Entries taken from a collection
-*-*-

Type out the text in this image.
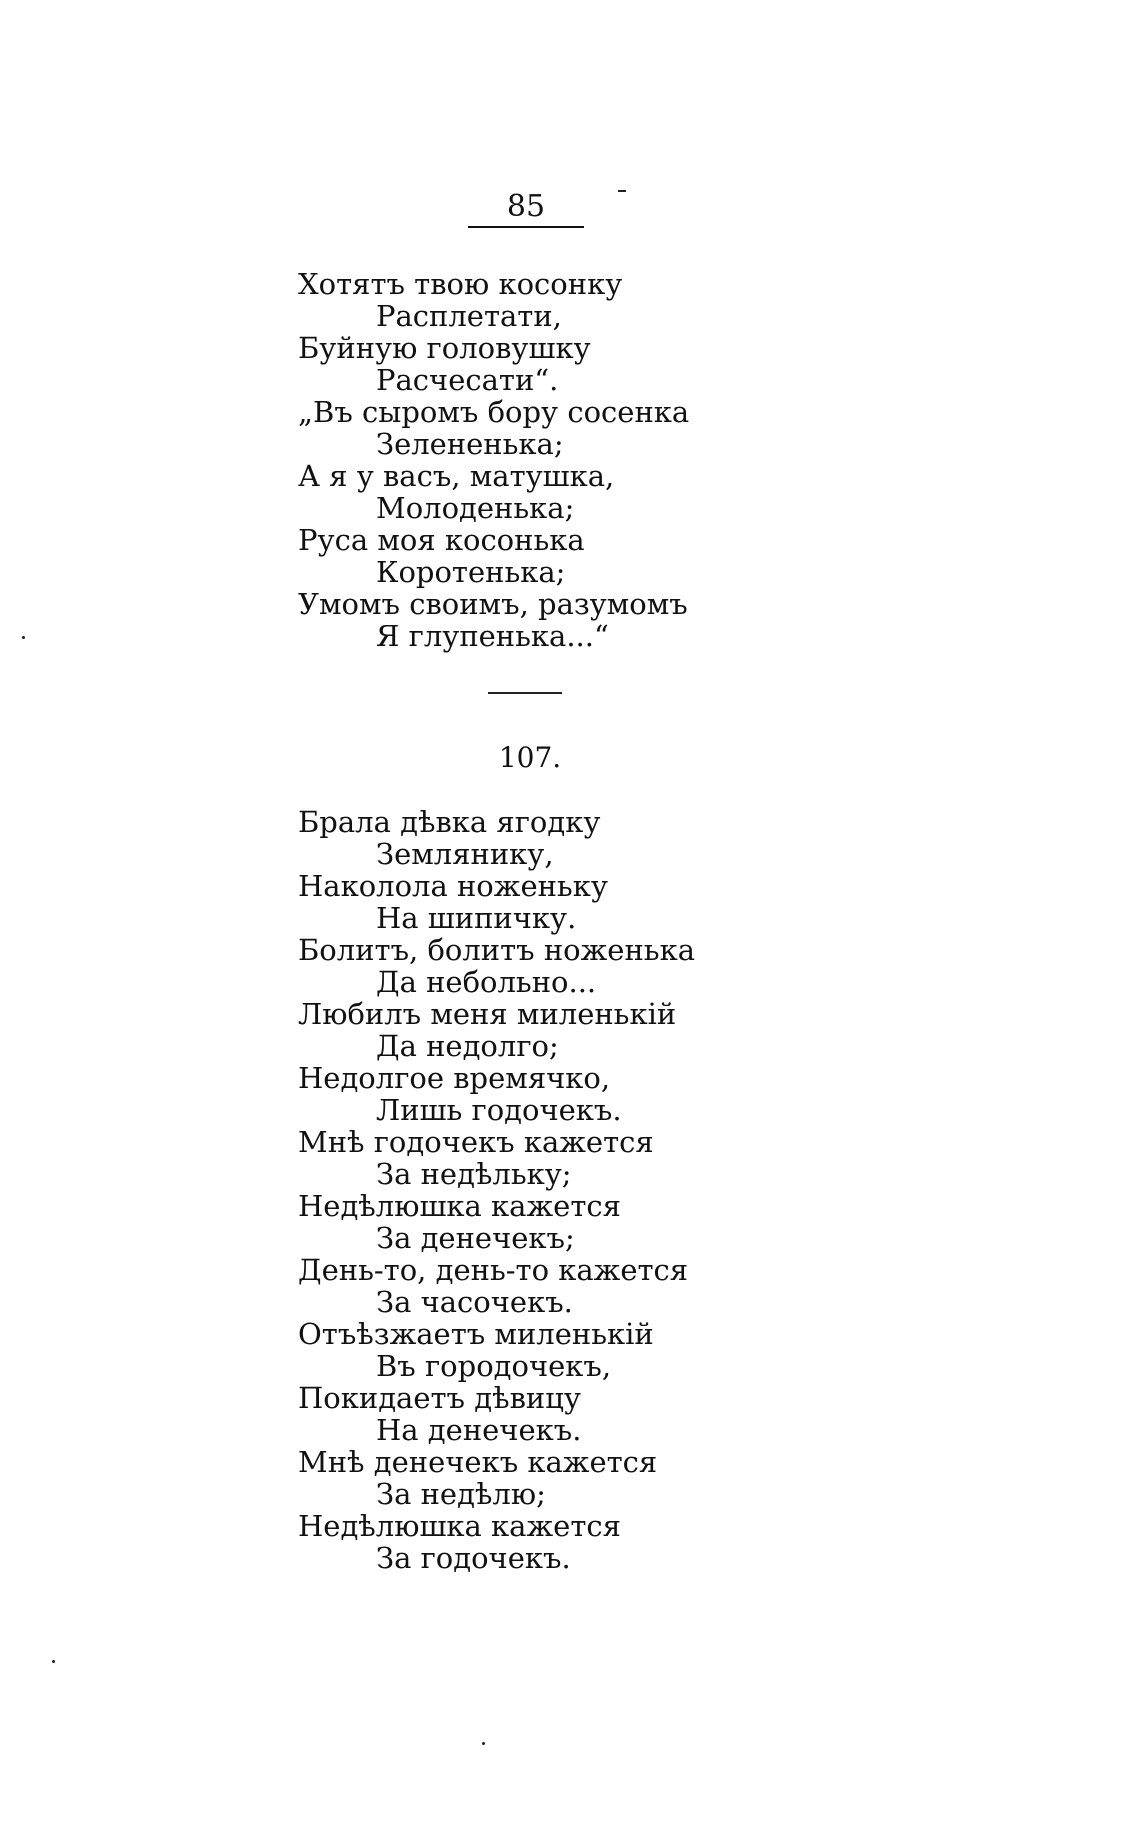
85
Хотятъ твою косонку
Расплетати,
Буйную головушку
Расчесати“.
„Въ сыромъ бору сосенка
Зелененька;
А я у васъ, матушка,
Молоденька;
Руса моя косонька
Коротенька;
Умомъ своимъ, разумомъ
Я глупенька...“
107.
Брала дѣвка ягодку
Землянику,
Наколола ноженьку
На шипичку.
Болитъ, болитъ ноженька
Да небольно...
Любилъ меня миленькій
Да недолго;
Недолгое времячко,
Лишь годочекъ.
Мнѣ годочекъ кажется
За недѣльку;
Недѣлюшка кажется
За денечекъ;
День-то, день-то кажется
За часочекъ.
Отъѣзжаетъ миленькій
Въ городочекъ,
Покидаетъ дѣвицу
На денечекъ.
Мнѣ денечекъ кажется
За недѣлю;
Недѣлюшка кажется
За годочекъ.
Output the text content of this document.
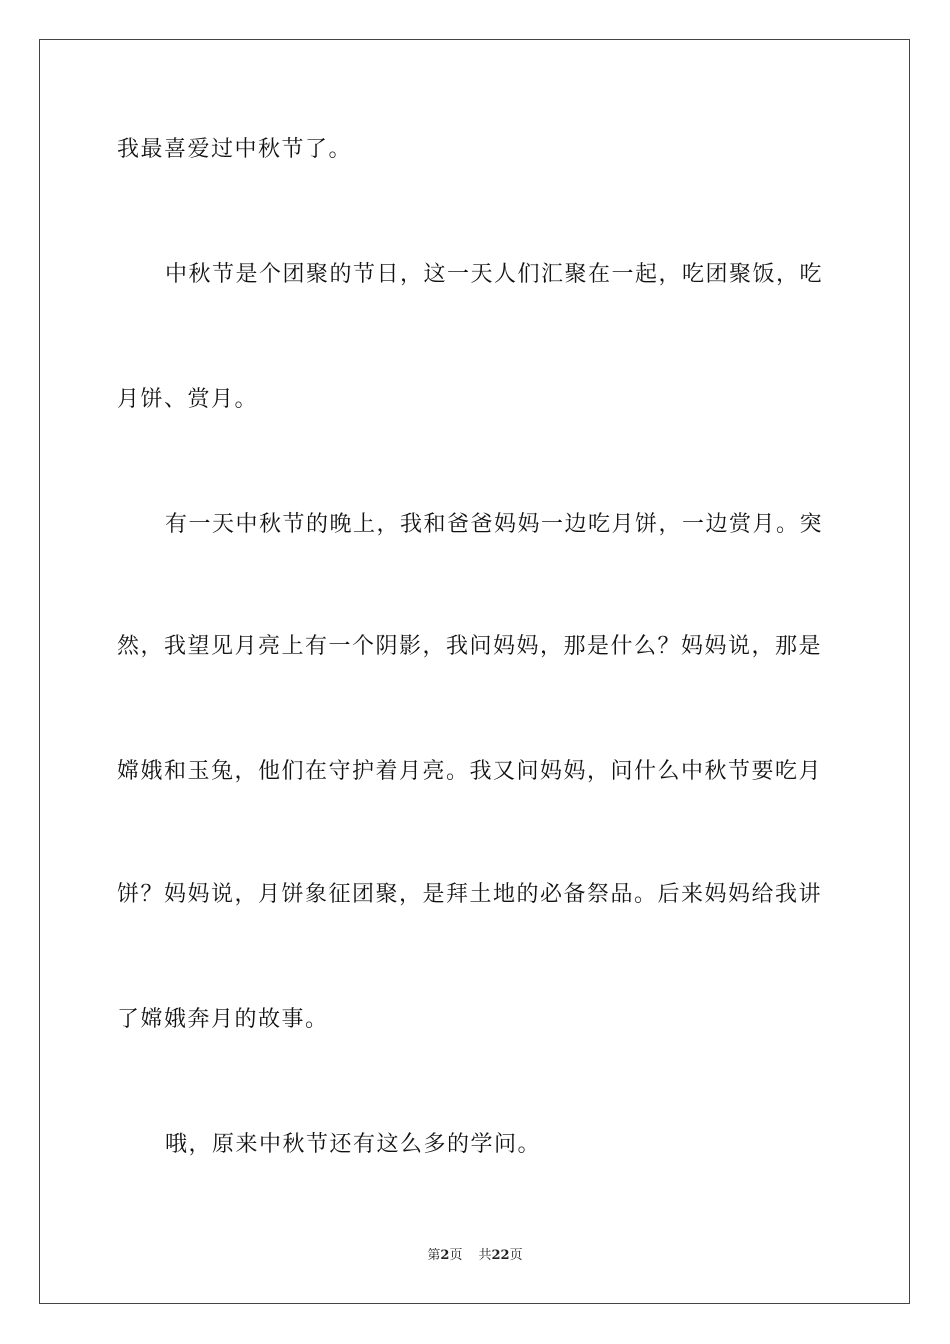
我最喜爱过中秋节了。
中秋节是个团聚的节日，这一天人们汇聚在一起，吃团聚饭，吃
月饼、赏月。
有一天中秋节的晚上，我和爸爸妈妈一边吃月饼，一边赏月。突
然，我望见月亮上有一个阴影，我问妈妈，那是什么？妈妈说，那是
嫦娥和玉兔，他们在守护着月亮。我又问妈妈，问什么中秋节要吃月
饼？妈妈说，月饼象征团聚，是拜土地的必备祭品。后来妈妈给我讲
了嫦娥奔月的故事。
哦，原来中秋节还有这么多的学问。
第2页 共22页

-*-*-

Take the line containing "Output the text content of this document." and all lines after it to the end of the data above, and reproduce them exactly, leaving out pictures. Nothing else belongs in the copy.

Output the text content of this document.
我最喜爱过中秋节了。
中秋节是个团聚的节日，这一天人们汇聚在一起，吃团聚饭，吃
月饼、赏月。
有一天中秋节的晚上，我和爸爸妈妈一边吃月饼，一边赏月。突
然，我望见月亮上有一个阴影，我问妈妈，那是什么？妈妈说，那是
嫦娥和玉兔，他们在守护着月亮。我又问妈妈，问什么中秋节要吃月
饼？妈妈说，月饼象征团聚，是拜土地的必备祭品。后来妈妈给我讲
了嫦娥奔月的故事。
哦，原来中秋节还有这么多的学问。
第2页 共22页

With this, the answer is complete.